▸ **EXTRAIT DU DOCUMENT**:
—————

Pas un jour ne se passe sans que l’on ne découvre une nouvelle citation enjoignant de vivre l’instant présent. Comme un nouveau mot d’ordre, très souvent plébiscité, d’une « philosophie » du vrai vivre.
Le passé n’existe plus et le futur pas encore ; il faudrait donc se centrer uniquement sur le présent. Mais qu’est ce que le présent ? Peut-on seulement le vivre et est-ce une bonne chose ?
Un instant évanescent
Le temps est-il une réalité ou une idée ? Sacrée question….
Il en existe plusieurs conceptions. On peut appréhender un temps linéaire immobile, le long duquel nous nous déplaçons ou considérer que c’est nous qui sommes statique et que le temps, actif, ne fait que s’écouler.
On peut le voir comme une boucle où tout réapparaitrait périodiquement ou comme une spirale sans fin qui nous prendrait dans son tourbillon. On peut encore s’arrêter sur une représentation mathématique dans laquelle le temps serait inséparable de l’espace au point que chacun influence l’autre, ce qui exclut l’idée d’un temps absolu.
A l’opposé de ces idées successives du temps, l’hypothèse a aussi été émise d’une conception cumulative où le passé ne disparaitrait pas du réel mais s‘y accumulerait ; il demeurerait toujours présent mais échapperait à notre conscience immédiate.

—————

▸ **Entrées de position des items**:
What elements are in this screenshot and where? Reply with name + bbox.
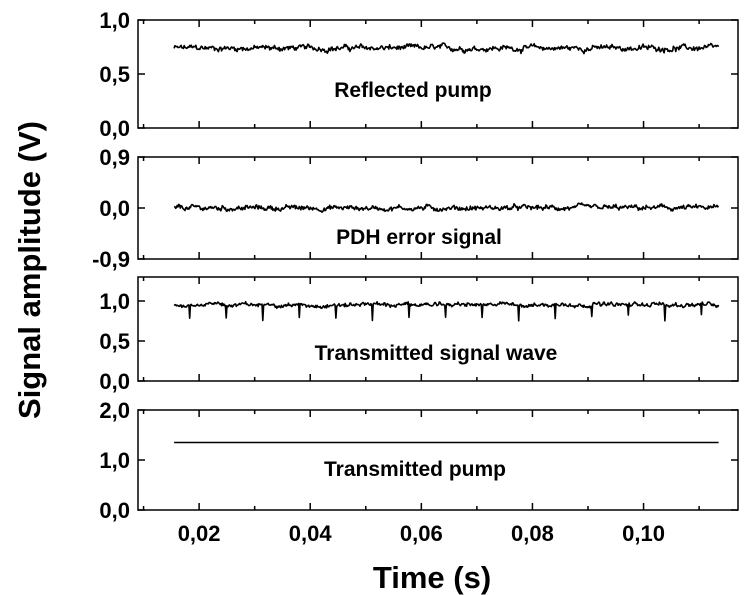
- x-tick-label: 0,10: [622, 521, 665, 546]
- panel-3: 0,0 0,5 1,0 Transmitted signal wave: [99, 276, 739, 394]
- y-tick-label: 0,5: [99, 62, 130, 87]
- panel-frame: [137, 19, 739, 129]
- y-tick-label: 2,0: [99, 398, 130, 423]
- y-tick-label: -0,9: [92, 247, 130, 272]
- panel-label: Reflected pump: [334, 79, 492, 102]
- y-tick-label: 0,5: [99, 329, 130, 354]
- series-line: [173, 202, 720, 213]
- series-line: [173, 42, 720, 55]
- x-axis-title: Time (s): [373, 560, 491, 595]
- series-line: [173, 300, 720, 322]
- panel-label: Transmitted pump: [324, 458, 506, 481]
- x-tick-label: 0,04: [289, 521, 333, 546]
- y-axis-title: Signal amplitude (V): [12, 121, 47, 419]
- y-tick-label: 0,0: [99, 116, 130, 141]
- y-tick-label: 0,0: [99, 196, 130, 221]
- y-tick-label: 0,0: [99, 498, 130, 523]
- x-tick-label: 0,02: [178, 521, 221, 546]
- panel-4: 0,0 1,0 2,0 Transmitted pump: [99, 398, 739, 523]
- panel-frame: [137, 276, 739, 382]
- y-tick-label: 1,0: [99, 289, 130, 314]
- y-tick-label: 1,0: [99, 8, 130, 33]
- panel-2: -0,9 0,0 0,9 PDH error signal: [92, 145, 739, 272]
- panel-label: PDH error signal: [336, 226, 502, 249]
- x-tick-label: 0,06: [400, 521, 443, 546]
- panel-label: Transmitted signal wave: [315, 342, 558, 365]
- y-tick-label: 0,9: [99, 145, 130, 170]
- y-tick-label: 0,0: [99, 369, 130, 394]
- x-tick-label: 0,08: [511, 521, 554, 546]
- panel-1: 0,0 0,5 1,0 Reflected pump: [99, 8, 739, 141]
- y-tick-label: 1,0: [99, 448, 130, 473]
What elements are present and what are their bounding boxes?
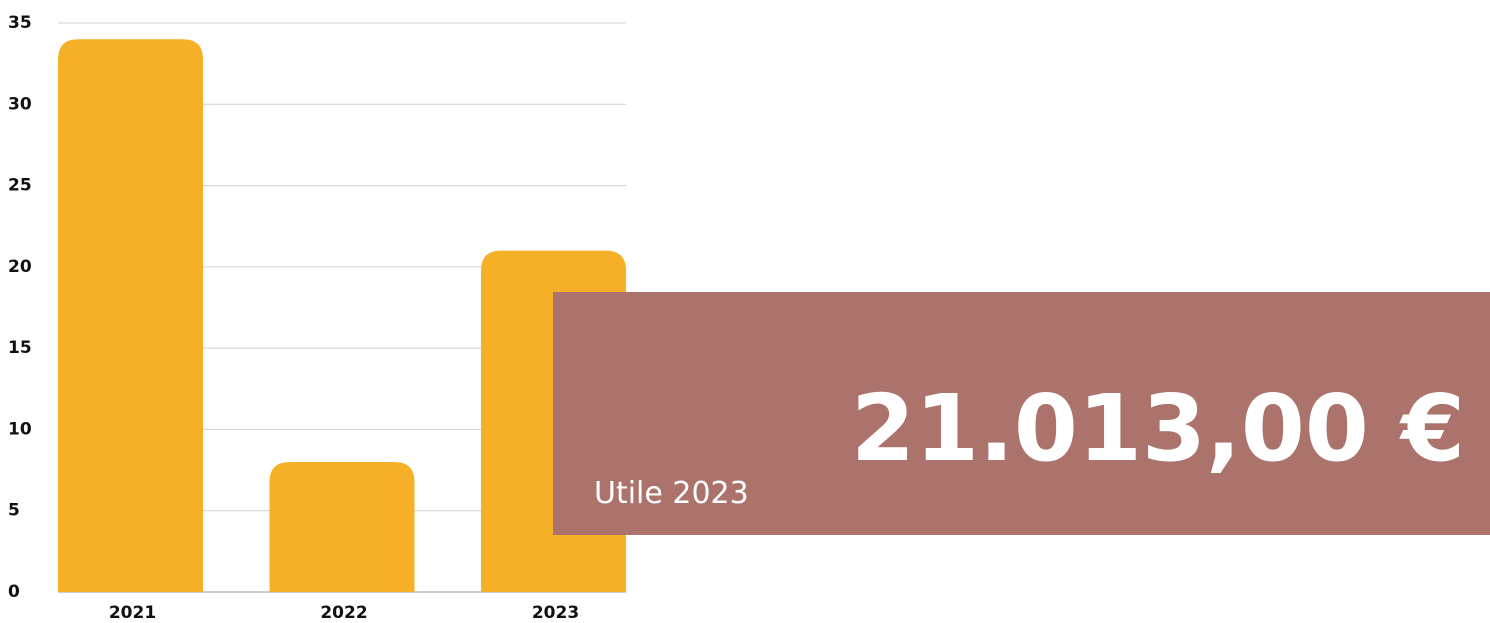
y-tick-label: 35 (8, 13, 32, 33)
card (553, 292, 1490, 535)
y-tick-label: 10 (8, 419, 32, 439)
y-tick-label: 5 (8, 501, 20, 521)
y-tick-label: 30 (8, 94, 32, 114)
x-tick-label: 2021 (109, 603, 156, 623)
y-tick-label: 15 (8, 338, 32, 358)
y-tick-label: 25 (8, 176, 32, 196)
bar (58, 39, 203, 592)
bar (269, 461, 415, 592)
plot: 0 5 10 15 20 25 30 35 2021 2022 2023 (8, 13, 626, 623)
x-tick-label: 2022 (320, 603, 367, 623)
y-tick-label: 20 (8, 257, 32, 277)
y-tick-label: 0 (8, 582, 20, 602)
x-tick-label: 2023 (532, 603, 579, 623)
card-label: Utile 2023 (594, 476, 749, 511)
card-amount: 21.013,00 € (851, 375, 1465, 482)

—————

▸ **CONSIGNE**: Recopiez fidèlement le passage du texte sur l'instant présent qui commence par « On peut le voir » et se poursuit jusqu'à « d’un temps absolu. ».

▸ **RÉPONSE ATTENDUE**:
On peut le voir comme une boucle où tout réapparaitrait périodiquement ou comme une spirale sans fin qui nous prendrait dans son tourbillon. On peut encore s’arrêter sur une représentation mathématique dans laquelle le temps serait inséparable de l’espace au point que chacun influence l’autre, ce qui exclut l’idée d’un temps absolu.